Go through the data below and copy it exactly, skipping every picture.

## Begin Dataset

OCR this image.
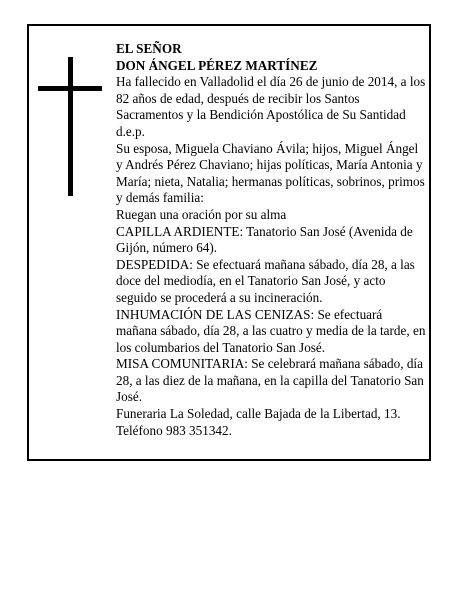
EL SEÑOR

DON ÁNGEL PÉREZ MARTÍNEZ

Ha fallecido en Valladolid el día 26 de junio de 2014, a los 82 años de edad, después de recibir los Santos Sacramentos y la Bendición Apostólica de Su Santidad d.e.p.

Su esposa, Miguela Chaviano Ávila; hijos, Miguel Ángel y Andrés Pérez Chaviano; hijas políticas, María Antonia y María; nieta, Natalia; hermanas políticas, sobrinos, primos y demás familia:

Ruegan una oración por su alma

CAPILLA ARDIENTE: Tanatorio San José (Avenida de Gijón, número 64).

DESPEDIDA: Se efectuará mañana sábado, día 28, a las doce del mediodía, en el Tanatorio San José, y acto seguido se procederá a su incineración.

INHUMACIÓN DE LAS CENIZAS: Se efectuará mañana sábado, día 28, a las cuatro y media de la tarde, en los columbarios del Tanatorio San José.

MISA COMUNITARIA: Se celebrará mañana sábado, día 28, a las diez de la mañana, en la capilla del Tanatorio San José.

Funeraria La Soledad, calle Bajada de la Libertad, 13. Teléfono 983 351342.
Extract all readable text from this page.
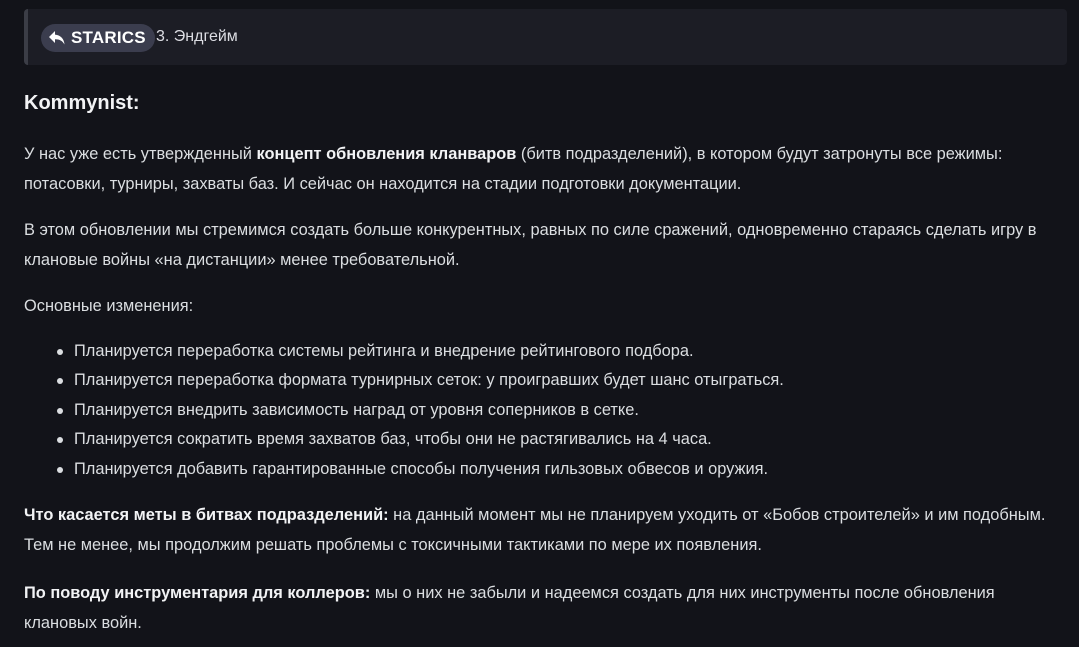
STARICS 3. Эндгейм
Kommynist:

У нас уже есть утвержденный концепт обновления кланваров (битв подразделений), в котором будут затронуты все режимы: потасовки, турниры, захваты баз. И сейчас он находится на стадии подготовки документации.

В этом обновлении мы стремимся создать больше конкурентных, равных по силе сражений, одновременно стараясь сделать игру в клановые войны «на дистанции» менее требовательной.

Основные изменения:

Планируется переработка системы рейтинга и внедрение рейтингового подбора.
Планируется переработка формата турнирных сеток: у проигравших будет шанс отыграться.
Планируется внедрить зависимость наград от уровня соперников в сетке.
Планируется сократить время захватов баз, чтобы они не растягивались на 4 часа.
Планируется добавить гарантированные способы получения гильзовых обвесов и оружия.

Что касается меты в битвах подразделений: на данный момент мы не планируем уходить от «Бобов строителей» и им подобным. Тем не менее, мы продолжим решать проблемы с токсичными тактиками по мере их появления.

По поводу инструментария для коллеров: мы о них не забыли и надеемся создать для них инструменты после обновления клановых войн.
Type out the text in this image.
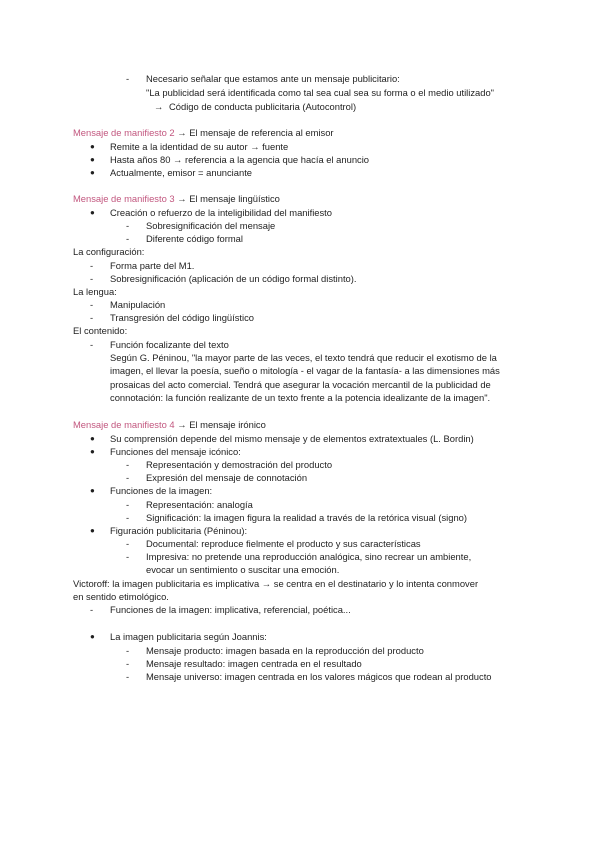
- Necesario señalar que estamos ante un mensaje publicitario:
"La publicidad será identificada como tal sea cual sea su forma o el medio utilizado"
→ Código de conducta publicitaria (Autocontrol)
Mensaje de manifiesto 2 → El mensaje de referencia al emisor
● Remite a la identidad de su autor → fuente
● Hasta años 80 → referencia a la agencia que hacía el anuncio
● Actualmente, emisor = anunciante
Mensaje de manifiesto 3 → El mensaje lingüístico
● Creación o refuerzo de la inteligibilidad del manifiesto
- Sobresignificación del mensaje
- Diferente código formal
La configuración:
- Forma parte del M1.
- Sobresignificación (aplicación de un código formal distinto).
La lengua:
- Manipulación
- Transgresión del código lingüístico
El contenido:
- Función focalizante del texto
Según G. Péninou, "la mayor parte de las veces, el texto tendrá que reducir el exotismo de la imagen, el llevar la poesía, sueño o mitología - el vagar de la fantasía- a las dimensiones más prosaicas del acto comercial. Tendrá que asegurar la vocación mercantil de la publicidad de connotación: la función realizante de un texto frente a la potencia idealizante de la imagen".
Mensaje de manifiesto 4 → El mensaje irónico
● Su comprensión depende del mismo mensaje y de elementos extratextuales (L. Bordin)
● Funciones del mensaje icónico:
- Representación y demostración del producto
- Expresión del mensaje de connotación
● Funciones de la imagen:
- Representación: analogía
- Significación: la imagen figura la realidad a través de la retórica visual (signo)
● Figuración publicitaria (Péninou):
- Documental: reproduce fielmente el producto y sus características
- Impresiva: no pretende una reproducción analógica, sino recrear un ambiente,
evocar un sentimiento o suscitar una emoción.
Victoroff: la imagen publicitaria es implicativa → se centra en el destinatario y lo intenta conmover
en sentido etimológico.
- Funciones de la imagen: implicativa, referencial, poética...
● La imagen publicitaria según Joannis:
- Mensaje producto: imagen basada en la reproducción del producto
- Mensaje resultado: imagen centrada en el resultado
- Mensaje universo: imagen centrada en los valores mágicos que rodean al producto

## End Dataset

— Full answer —
OCR this image.
EL SEÑOR

DON ÁNGEL PÉREZ MARTÍNEZ

Ha fallecido en Valladolid el día 26 de junio de 2014, a los 82 años de edad, después de recibir los Santos Sacramentos y la Bendición Apostólica de Su Santidad d.e.p.

Su esposa, Miguela Chaviano Ávila; hijos, Miguel Ángel y Andrés Pérez Chaviano; hijas políticas, María Antonia y María; nieta, Natalia; hermanas políticas, sobrinos, primos y demás familia:

Ruegan una oración por su alma

CAPILLA ARDIENTE: Tanatorio San José (Avenida de Gijón, número 64).

DESPEDIDA: Se efectuará mañana sábado, día 28, a las doce del mediodía, en el Tanatorio San José, y acto seguido se procederá a su incineración.

INHUMACIÓN DE LAS CENIZAS: Se efectuará mañana sábado, día 28, a las cuatro y media de la tarde, en los columbarios del Tanatorio San José.

MISA COMUNITARIA: Se celebrará mañana sábado, día 28, a las diez de la mañana, en la capilla del Tanatorio San José.

Funeraria La Soledad, calle Bajada de la Libertad, 13. Teléfono 983 351342.
Extract all readable text from this page.
STARICS 3. Эндгейм
Kommynist:

У нас уже есть утвержденный концепт обновления кланваров (битв подразделений), в котором будут затронуты все режимы: потасовки, турниры, захваты баз. И сейчас он находится на стадии подготовки документации.

В этом обновлении мы стремимся создать больше конкурентных, равных по силе сражений, одновременно стараясь сделать игру в клановые войны «на дистанции» менее требовательной.

Основные изменения:

Планируется переработка системы рейтинга и внедрение рейтингового подбора.
Планируется переработка формата турнирных сеток: у проигравших будет шанс отыграться.
Планируется внедрить зависимость наград от уровня соперников в сетке.
Планируется сократить время захватов баз, чтобы они не растягивались на 4 часа.
Планируется добавить гарантированные способы получения гильзовых обвесов и оружия.

Что касается меты в битвах подразделений: на данный момент мы не планируем уходить от «Бобов строителей» и им подобным. Тем не менее, мы продолжим решать проблемы с токсичными тактиками по мере их появления.

По поводу инструментария для коллеров: мы о них не забыли и надеемся создать для них инструменты после обновления клановых войн.
Type out the text in this image.
- Necesario señalar que estamos ante un mensaje publicitario:
"La publicidad será identificada como tal sea cual sea su forma o el medio utilizado"
→ Código de conducta publicitaria (Autocontrol)
Mensaje de manifiesto 2 → El mensaje de referencia al emisor
● Remite a la identidad de su autor → fuente
● Hasta años 80 → referencia a la agencia que hacía el anuncio
● Actualmente, emisor = anunciante
Mensaje de manifiesto 3 → El mensaje lingüístico
● Creación o refuerzo de la inteligibilidad del manifiesto
- Sobresignificación del mensaje
- Diferente código formal
La configuración:
- Forma parte del M1.
- Sobresignificación (aplicación de un código formal distinto).
La lengua:
- Manipulación
- Transgresión del código lingüístico
El contenido:
- Función focalizante del texto
Según G. Péninou, "la mayor parte de las veces, el texto tendrá que reducir el exotismo de la imagen, el llevar la poesía, sueño o mitología - el vagar de la fantasía- a las dimensiones más prosaicas del acto comercial. Tendrá que asegurar la vocación mercantil de la publicidad de connotación: la función realizante de un texto frente a la potencia idealizante de la imagen".
Mensaje de manifiesto 4 → El mensaje irónico
● Su comprensión depende del mismo mensaje y de elementos extratextuales (L. Bordin)
● Funciones del mensaje icónico:
- Representación y demostración del producto
- Expresión del mensaje de connotación
● Funciones de la imagen:
- Representación: analogía
- Significación: la imagen figura la realidad a través de la retórica visual (signo)
● Figuración publicitaria (Péninou):
- Documental: reproduce fielmente el producto y sus características
- Impresiva: no pretende una reproducción analógica, sino recrear un ambiente,
evocar un sentimiento o suscitar una emoción.
Victoroff: la imagen publicitaria es implicativa → se centra en el destinatario y lo intenta conmover
en sentido etimológico.
- Funciones de la imagen: implicativa, referencial, poética...
● La imagen publicitaria según Joannis:
- Mensaje producto: imagen basada en la reproducción del producto
- Mensaje resultado: imagen centrada en el resultado
- Mensaje universo: imagen centrada en los valores mágicos que rodean al producto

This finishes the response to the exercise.